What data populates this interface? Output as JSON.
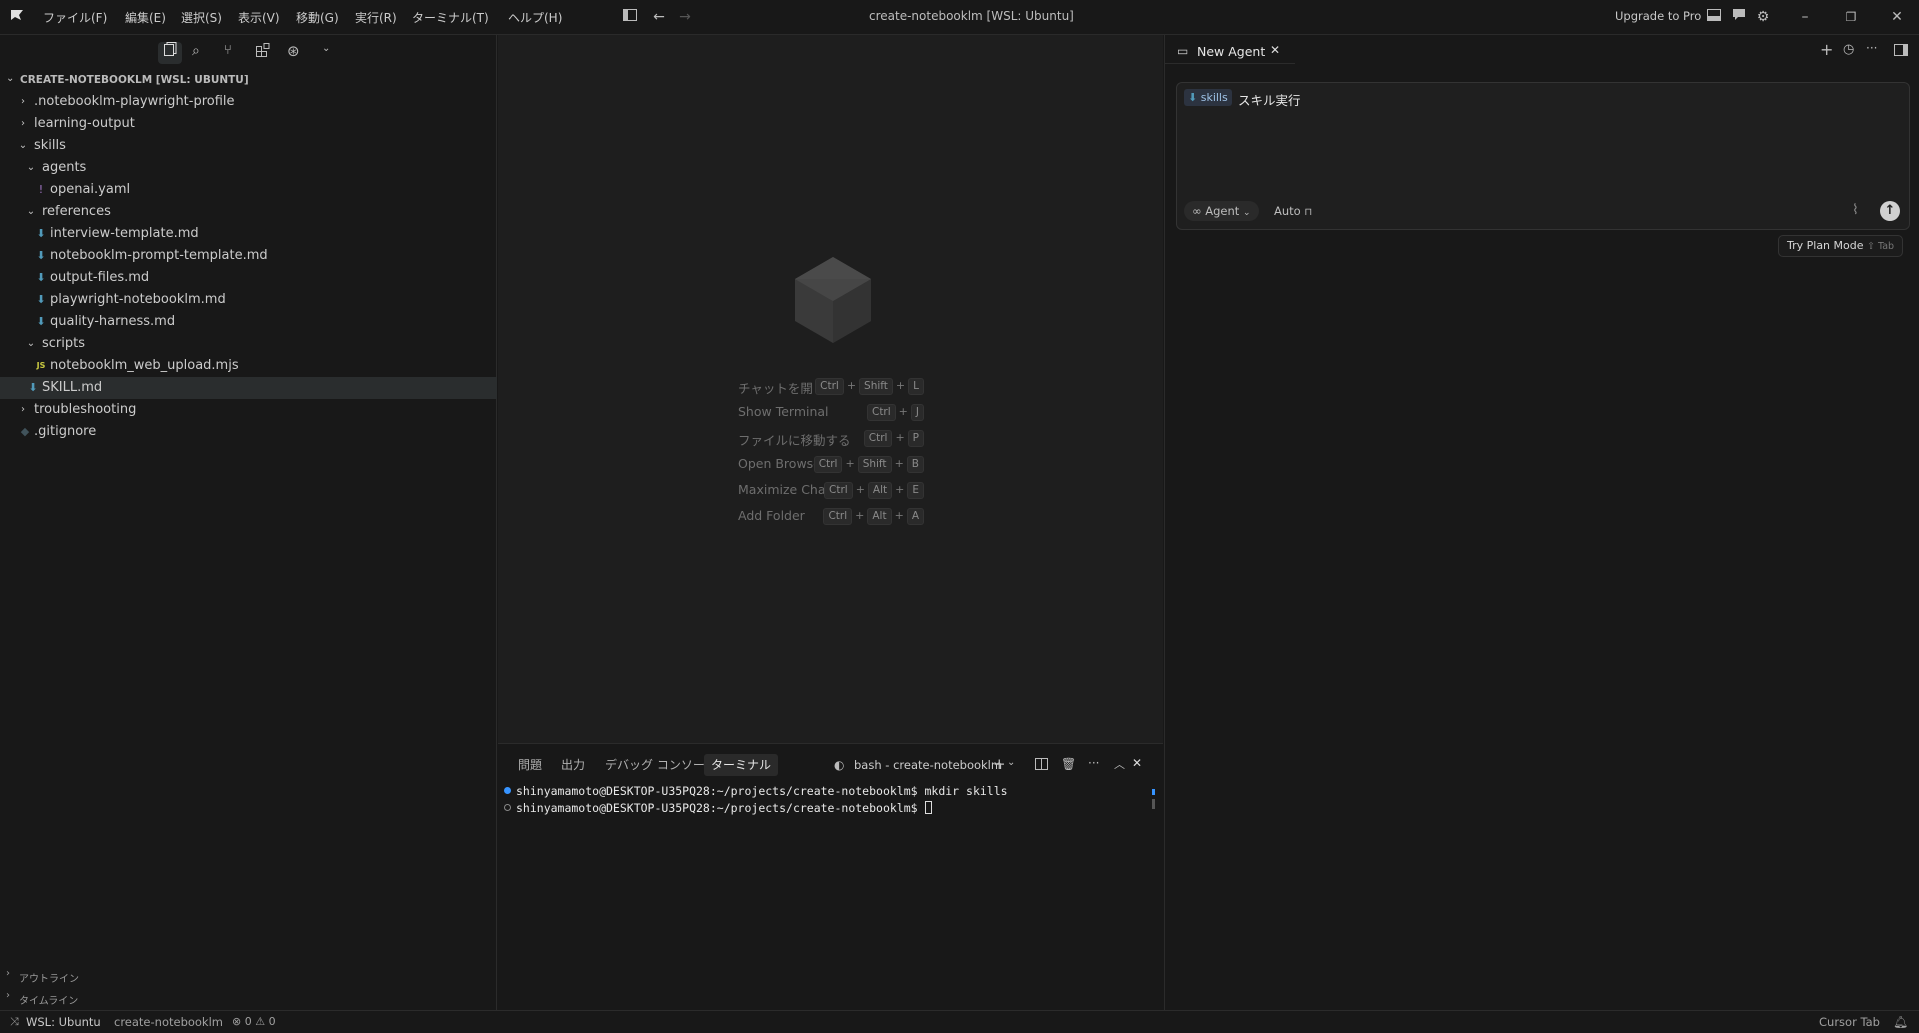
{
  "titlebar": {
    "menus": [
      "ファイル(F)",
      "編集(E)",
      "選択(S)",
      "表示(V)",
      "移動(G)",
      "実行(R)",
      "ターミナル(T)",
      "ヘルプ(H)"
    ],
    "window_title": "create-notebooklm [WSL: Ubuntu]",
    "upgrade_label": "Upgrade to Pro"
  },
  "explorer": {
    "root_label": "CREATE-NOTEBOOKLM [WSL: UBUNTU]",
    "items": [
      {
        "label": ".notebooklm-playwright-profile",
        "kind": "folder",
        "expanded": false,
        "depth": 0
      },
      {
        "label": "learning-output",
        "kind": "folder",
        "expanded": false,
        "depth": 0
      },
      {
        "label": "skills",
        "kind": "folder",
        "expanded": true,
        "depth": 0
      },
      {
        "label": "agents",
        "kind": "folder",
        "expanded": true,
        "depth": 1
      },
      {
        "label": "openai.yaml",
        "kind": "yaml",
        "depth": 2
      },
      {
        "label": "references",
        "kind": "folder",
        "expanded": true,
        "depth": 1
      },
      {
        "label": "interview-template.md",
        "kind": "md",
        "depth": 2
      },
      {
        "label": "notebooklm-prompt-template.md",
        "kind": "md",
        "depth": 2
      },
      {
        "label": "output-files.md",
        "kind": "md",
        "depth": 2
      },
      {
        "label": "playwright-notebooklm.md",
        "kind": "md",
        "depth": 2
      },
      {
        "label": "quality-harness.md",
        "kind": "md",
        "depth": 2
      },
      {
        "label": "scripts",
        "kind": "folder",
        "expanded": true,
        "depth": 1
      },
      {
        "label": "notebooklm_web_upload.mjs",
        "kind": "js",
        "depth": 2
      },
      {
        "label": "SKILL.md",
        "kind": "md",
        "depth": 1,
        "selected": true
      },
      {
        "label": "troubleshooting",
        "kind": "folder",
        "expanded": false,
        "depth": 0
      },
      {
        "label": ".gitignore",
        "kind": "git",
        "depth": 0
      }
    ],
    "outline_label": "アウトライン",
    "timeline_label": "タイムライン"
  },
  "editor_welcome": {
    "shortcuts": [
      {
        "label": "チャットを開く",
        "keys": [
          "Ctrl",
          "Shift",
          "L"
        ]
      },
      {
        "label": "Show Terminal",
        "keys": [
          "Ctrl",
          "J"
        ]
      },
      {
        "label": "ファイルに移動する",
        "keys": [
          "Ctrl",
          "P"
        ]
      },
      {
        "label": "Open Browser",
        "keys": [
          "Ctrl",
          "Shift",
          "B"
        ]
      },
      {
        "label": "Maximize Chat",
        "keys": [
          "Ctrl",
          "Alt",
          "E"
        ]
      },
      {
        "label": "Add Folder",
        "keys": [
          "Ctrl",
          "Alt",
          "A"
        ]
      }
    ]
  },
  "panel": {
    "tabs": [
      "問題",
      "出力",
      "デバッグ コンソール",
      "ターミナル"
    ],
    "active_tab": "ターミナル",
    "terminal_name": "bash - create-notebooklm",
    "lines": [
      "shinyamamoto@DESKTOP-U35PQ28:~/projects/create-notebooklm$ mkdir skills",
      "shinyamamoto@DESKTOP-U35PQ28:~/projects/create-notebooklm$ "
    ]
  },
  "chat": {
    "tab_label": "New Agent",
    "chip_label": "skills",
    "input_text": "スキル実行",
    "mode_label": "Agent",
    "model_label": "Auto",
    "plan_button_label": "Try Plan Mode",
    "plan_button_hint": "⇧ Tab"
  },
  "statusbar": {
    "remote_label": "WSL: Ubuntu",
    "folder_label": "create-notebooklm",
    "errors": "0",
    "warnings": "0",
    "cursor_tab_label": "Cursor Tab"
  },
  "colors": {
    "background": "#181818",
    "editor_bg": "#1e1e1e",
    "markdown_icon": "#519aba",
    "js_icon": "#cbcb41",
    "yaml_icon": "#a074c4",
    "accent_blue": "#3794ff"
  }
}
==
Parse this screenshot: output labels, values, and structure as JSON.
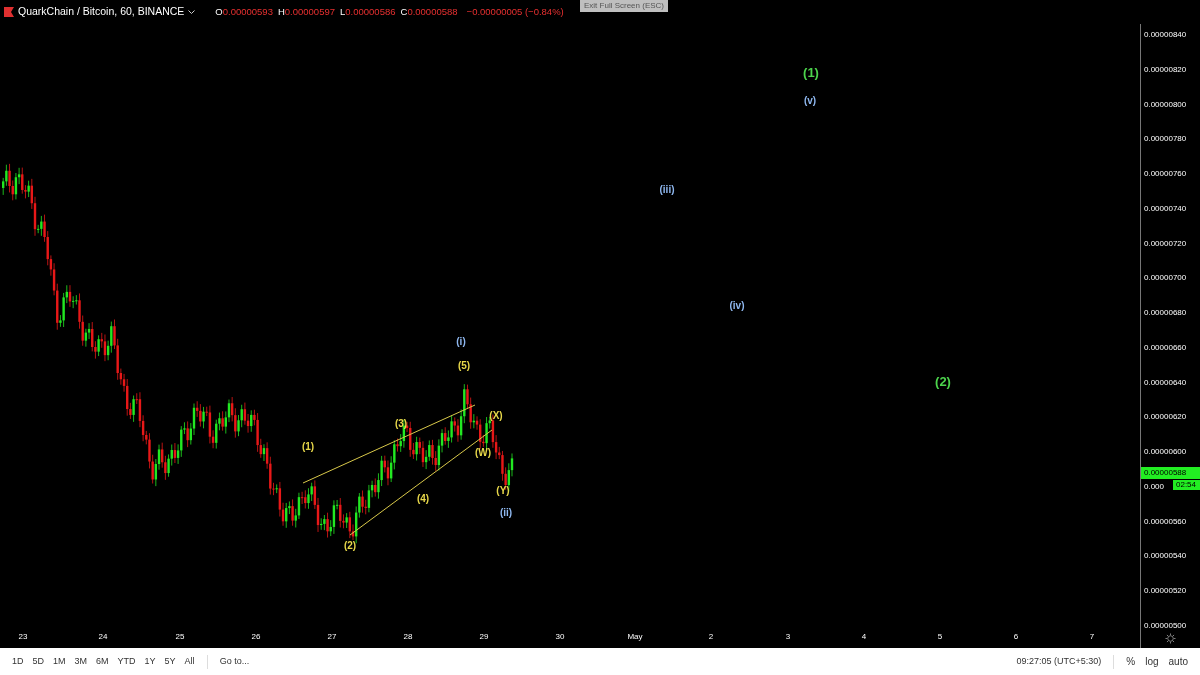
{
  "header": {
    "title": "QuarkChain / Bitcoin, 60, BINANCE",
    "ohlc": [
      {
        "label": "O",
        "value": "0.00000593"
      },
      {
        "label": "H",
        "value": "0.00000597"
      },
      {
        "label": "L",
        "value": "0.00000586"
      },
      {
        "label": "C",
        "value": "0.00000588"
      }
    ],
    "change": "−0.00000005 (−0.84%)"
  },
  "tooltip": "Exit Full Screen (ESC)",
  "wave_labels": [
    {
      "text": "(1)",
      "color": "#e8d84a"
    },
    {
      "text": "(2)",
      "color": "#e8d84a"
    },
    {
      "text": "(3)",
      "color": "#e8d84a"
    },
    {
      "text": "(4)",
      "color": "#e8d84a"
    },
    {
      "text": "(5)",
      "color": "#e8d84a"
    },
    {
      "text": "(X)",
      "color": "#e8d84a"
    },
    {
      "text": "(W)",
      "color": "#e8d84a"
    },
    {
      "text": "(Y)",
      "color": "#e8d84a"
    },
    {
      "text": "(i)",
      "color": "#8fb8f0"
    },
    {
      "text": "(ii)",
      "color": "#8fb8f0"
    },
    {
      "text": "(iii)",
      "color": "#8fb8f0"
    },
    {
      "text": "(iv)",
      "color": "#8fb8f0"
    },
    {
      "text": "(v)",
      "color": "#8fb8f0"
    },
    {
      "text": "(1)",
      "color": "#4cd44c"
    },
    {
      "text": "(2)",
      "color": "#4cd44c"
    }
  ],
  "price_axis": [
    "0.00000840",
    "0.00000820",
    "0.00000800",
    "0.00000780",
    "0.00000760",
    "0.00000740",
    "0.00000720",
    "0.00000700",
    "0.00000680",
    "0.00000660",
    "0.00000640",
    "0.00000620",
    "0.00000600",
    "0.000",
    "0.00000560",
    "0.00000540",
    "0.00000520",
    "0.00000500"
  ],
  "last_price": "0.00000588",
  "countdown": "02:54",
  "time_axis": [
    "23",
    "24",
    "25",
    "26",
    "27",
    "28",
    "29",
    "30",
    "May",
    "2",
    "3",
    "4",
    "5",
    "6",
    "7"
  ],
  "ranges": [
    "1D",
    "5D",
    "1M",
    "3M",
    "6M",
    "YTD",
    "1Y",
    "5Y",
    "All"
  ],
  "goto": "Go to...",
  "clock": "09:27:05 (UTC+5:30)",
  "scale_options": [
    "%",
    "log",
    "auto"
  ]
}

**Task directions:** Note every line above where the string "this" shows up, and copy those lines.

**Full answer:**
What data populates this interface? Output as JSON.
Parse this screenshot: output labels, values, and structure as JSON.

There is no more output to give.